**REQUIRED TASK:** How many of the lines contain the string "inventaire"? Give the number, with no other words.
※ ※ ※
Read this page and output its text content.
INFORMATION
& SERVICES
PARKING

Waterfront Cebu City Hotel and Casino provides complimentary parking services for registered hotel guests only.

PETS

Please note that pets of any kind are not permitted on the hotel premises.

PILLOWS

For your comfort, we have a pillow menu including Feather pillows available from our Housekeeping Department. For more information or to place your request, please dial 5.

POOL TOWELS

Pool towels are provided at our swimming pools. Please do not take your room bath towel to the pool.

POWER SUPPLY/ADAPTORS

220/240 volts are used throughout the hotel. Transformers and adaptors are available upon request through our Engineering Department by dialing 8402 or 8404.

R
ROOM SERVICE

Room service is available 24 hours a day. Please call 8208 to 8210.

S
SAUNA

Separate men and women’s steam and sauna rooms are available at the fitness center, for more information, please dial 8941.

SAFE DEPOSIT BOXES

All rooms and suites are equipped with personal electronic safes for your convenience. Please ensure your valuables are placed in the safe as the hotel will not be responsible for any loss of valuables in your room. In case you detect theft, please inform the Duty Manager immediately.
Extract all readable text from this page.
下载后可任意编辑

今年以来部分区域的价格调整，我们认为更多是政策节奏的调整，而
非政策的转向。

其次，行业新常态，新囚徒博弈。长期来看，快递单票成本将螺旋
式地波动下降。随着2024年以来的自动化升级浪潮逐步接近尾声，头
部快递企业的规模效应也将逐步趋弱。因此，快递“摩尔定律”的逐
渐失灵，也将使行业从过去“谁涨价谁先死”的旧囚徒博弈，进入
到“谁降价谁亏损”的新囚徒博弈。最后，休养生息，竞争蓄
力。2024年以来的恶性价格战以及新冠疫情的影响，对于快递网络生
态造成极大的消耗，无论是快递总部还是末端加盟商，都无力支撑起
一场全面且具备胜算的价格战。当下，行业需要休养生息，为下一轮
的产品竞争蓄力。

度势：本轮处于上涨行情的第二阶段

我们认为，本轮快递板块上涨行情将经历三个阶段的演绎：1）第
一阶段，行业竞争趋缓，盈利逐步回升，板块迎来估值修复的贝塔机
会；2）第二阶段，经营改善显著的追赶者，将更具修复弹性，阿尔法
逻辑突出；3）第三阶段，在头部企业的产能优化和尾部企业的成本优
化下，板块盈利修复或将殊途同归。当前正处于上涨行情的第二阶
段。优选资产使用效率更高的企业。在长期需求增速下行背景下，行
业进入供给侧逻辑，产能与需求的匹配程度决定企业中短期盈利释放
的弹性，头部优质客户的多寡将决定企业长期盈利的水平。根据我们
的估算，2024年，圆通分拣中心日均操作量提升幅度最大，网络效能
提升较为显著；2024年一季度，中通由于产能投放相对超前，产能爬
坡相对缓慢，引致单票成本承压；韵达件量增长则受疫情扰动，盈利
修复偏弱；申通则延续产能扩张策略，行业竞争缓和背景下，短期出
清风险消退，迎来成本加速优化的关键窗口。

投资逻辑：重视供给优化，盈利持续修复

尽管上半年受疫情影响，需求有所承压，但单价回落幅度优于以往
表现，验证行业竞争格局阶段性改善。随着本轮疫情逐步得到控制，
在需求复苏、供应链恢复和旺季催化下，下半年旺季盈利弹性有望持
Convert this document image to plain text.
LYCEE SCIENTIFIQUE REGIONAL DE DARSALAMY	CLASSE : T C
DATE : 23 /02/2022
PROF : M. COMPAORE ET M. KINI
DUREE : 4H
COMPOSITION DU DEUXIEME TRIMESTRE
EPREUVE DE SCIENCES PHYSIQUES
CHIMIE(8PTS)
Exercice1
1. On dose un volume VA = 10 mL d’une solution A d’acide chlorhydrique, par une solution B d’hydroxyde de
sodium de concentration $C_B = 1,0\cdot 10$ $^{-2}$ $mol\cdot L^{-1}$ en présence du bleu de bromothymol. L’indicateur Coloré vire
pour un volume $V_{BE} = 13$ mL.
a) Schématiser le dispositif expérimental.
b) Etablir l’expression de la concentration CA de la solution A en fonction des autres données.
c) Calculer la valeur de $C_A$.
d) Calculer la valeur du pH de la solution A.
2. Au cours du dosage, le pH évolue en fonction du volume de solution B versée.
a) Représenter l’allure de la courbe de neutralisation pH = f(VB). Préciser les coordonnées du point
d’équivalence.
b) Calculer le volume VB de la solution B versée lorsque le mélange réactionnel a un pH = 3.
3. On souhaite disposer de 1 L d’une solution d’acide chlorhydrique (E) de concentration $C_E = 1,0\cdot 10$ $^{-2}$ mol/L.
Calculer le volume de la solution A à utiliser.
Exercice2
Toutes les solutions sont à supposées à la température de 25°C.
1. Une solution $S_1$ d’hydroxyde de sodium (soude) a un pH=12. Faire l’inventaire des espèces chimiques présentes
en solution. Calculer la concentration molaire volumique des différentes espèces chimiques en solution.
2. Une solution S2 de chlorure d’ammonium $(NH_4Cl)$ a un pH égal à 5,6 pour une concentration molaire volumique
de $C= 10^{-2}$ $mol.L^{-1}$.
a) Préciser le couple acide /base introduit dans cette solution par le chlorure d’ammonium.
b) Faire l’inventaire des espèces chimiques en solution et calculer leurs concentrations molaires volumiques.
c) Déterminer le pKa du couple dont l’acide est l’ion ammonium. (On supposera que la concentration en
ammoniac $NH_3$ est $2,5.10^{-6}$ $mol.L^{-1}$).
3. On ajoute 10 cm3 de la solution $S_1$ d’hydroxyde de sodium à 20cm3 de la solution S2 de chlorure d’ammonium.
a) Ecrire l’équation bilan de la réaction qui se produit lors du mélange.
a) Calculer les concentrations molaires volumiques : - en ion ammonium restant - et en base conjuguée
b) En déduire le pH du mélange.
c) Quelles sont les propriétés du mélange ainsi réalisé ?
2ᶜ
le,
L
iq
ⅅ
※ ※ ※
**EXERCISE RESULT:** 2